§ **DESCRIPTION OF THE TASK**
Transcribe all the entries word for word, omitting any pictures they contain.

-- start of MATERIALS PROVIDED --

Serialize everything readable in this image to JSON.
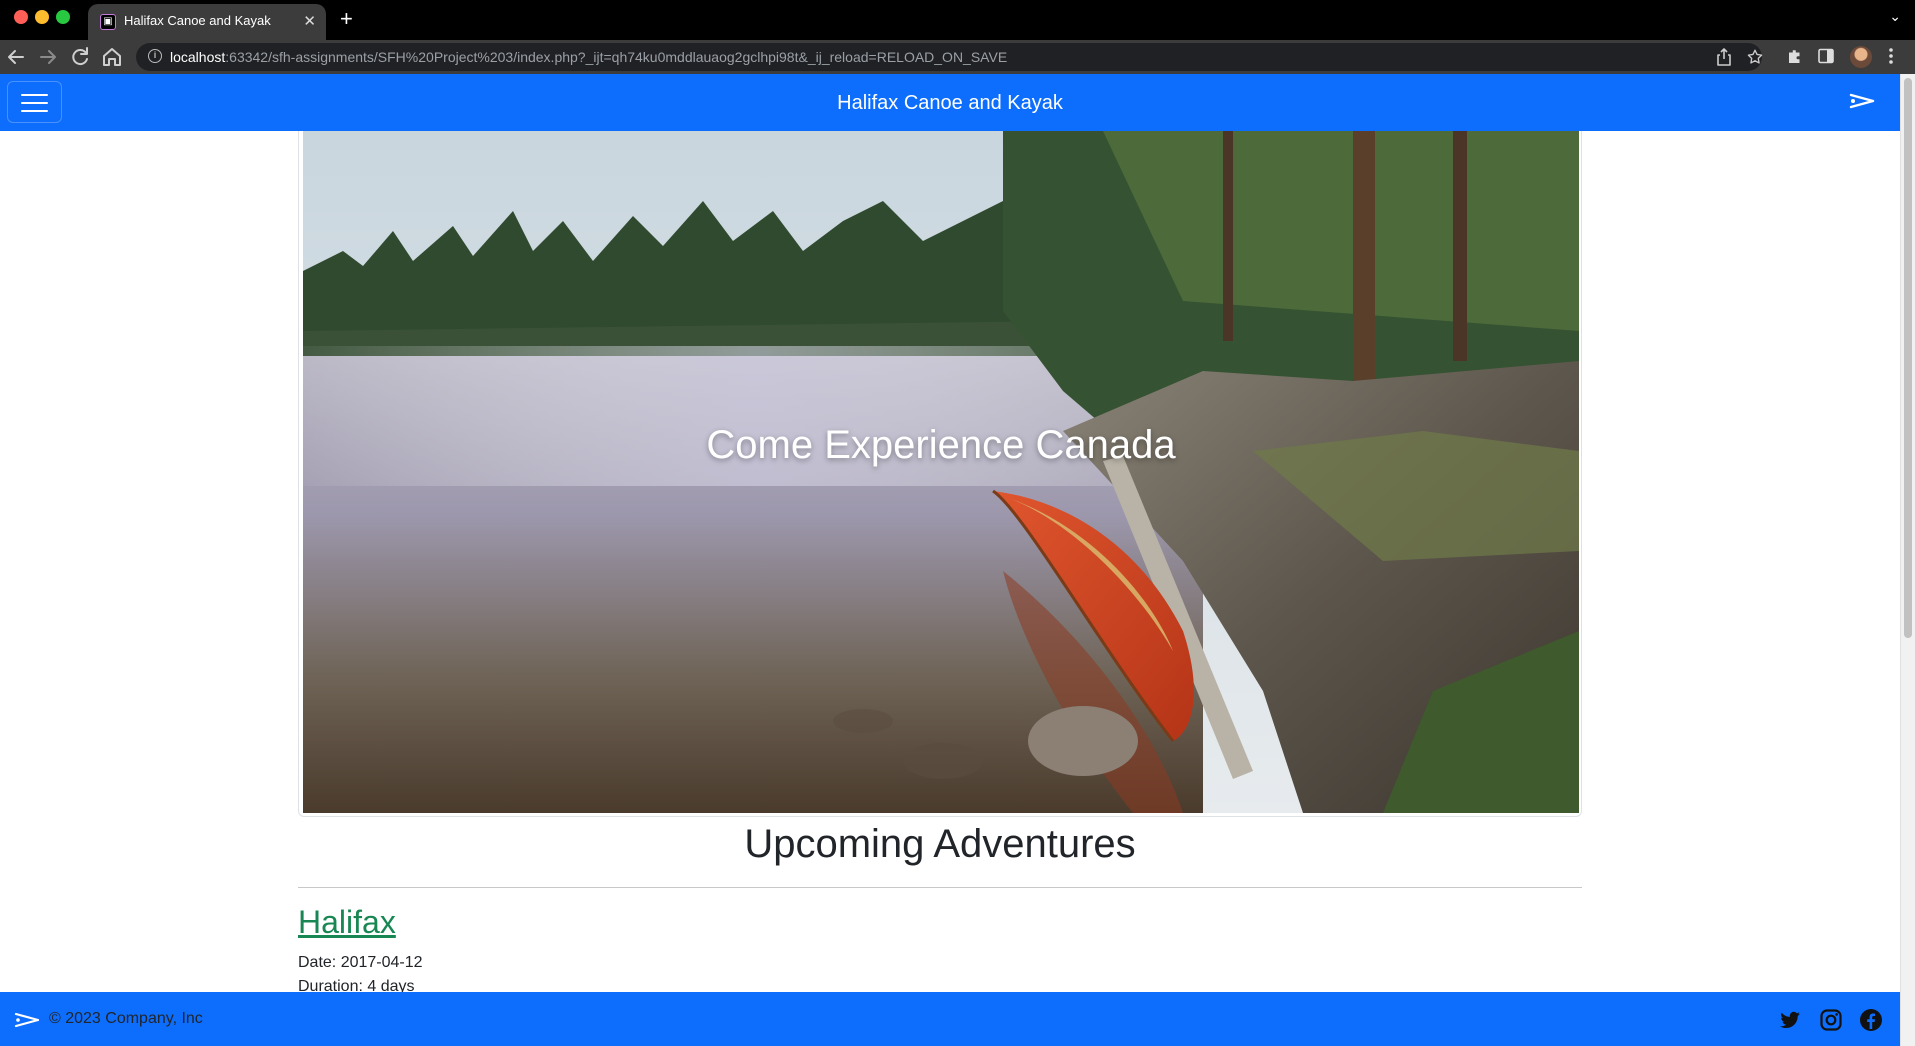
{
  "browser": {
    "tab_title": "Halifax Canoe and Kayak",
    "tab_close": "✕",
    "new_tab": "+",
    "tab_menu": "⌄",
    "url_host": "localhost",
    "url_rest": ":63342/sfh-assignments/SFH%20Project%203/index.php?_ijt=qh74ku0mddlauaog2gclhpi98t&_ij_reload=RELOAD_ON_SAVE",
    "nav_icons": [
      "back-icon",
      "forward-icon",
      "reload-icon",
      "home-icon"
    ],
    "toolbar_icons": [
      "share-icon",
      "bookmark-star-icon",
      "extensions-icon",
      "sidepanel-icon",
      "profile-avatar",
      "menu-kebab-icon"
    ]
  },
  "navbar": {
    "title": "Halifax Canoe and Kayak",
    "menu_icon": "hamburger-icon",
    "logo_icon": "bootstrap-brand-icon",
    "bg_color": "#0d6efd"
  },
  "hero": {
    "heading": "Come Experience Canada",
    "image": "canoe-lake-photo"
  },
  "main": {
    "section_title": "Upcoming Adventures",
    "adventures": [
      {
        "name": "Halifax",
        "date": "Date: 2017-04-12",
        "duration": "Duration: 4 days"
      }
    ],
    "link_color": "#198754"
  },
  "footer": {
    "copyright": "© 2023 Company, Inc",
    "social_icons": [
      "twitter-icon",
      "instagram-icon",
      "facebook-icon"
    ]
  }
}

-- end of MATERIALS PROVIDED --

§ **WORKED SOLUTION**
Serialize everything readable in this image to JSON.
{
  "browser": {
    "tab_title": "Halifax Canoe and Kayak",
    "tab_close": "✕",
    "new_tab": "+",
    "tab_menu": "⌄",
    "url_host": "localhost",
    "url_rest": ":63342/sfh-assignments/SFH%20Project%203/index.php?_ijt=qh74ku0mddlauaog2gclhpi98t&_ij_reload=RELOAD_ON_SAVE",
    "nav_icons": [
      "back-icon",
      "forward-icon",
      "reload-icon",
      "home-icon"
    ],
    "toolbar_icons": [
      "share-icon",
      "bookmark-star-icon",
      "extensions-icon",
      "sidepanel-icon",
      "profile-avatar",
      "menu-kebab-icon"
    ]
  },
  "navbar": {
    "title": "Halifax Canoe and Kayak",
    "menu_icon": "hamburger-icon",
    "logo_icon": "bootstrap-brand-icon",
    "bg_color": "#0d6efd"
  },
  "hero": {
    "heading": "Come Experience Canada",
    "image": "canoe-lake-photo"
  },
  "main": {
    "section_title": "Upcoming Adventures",
    "adventures": [
      {
        "name": "Halifax",
        "date": "Date: 2017-04-12",
        "duration": "Duration: 4 days"
      }
    ],
    "link_color": "#198754"
  },
  "footer": {
    "copyright": "© 2023 Company, Inc",
    "social_icons": [
      "twitter-icon",
      "instagram-icon",
      "facebook-icon"
    ]
  }
}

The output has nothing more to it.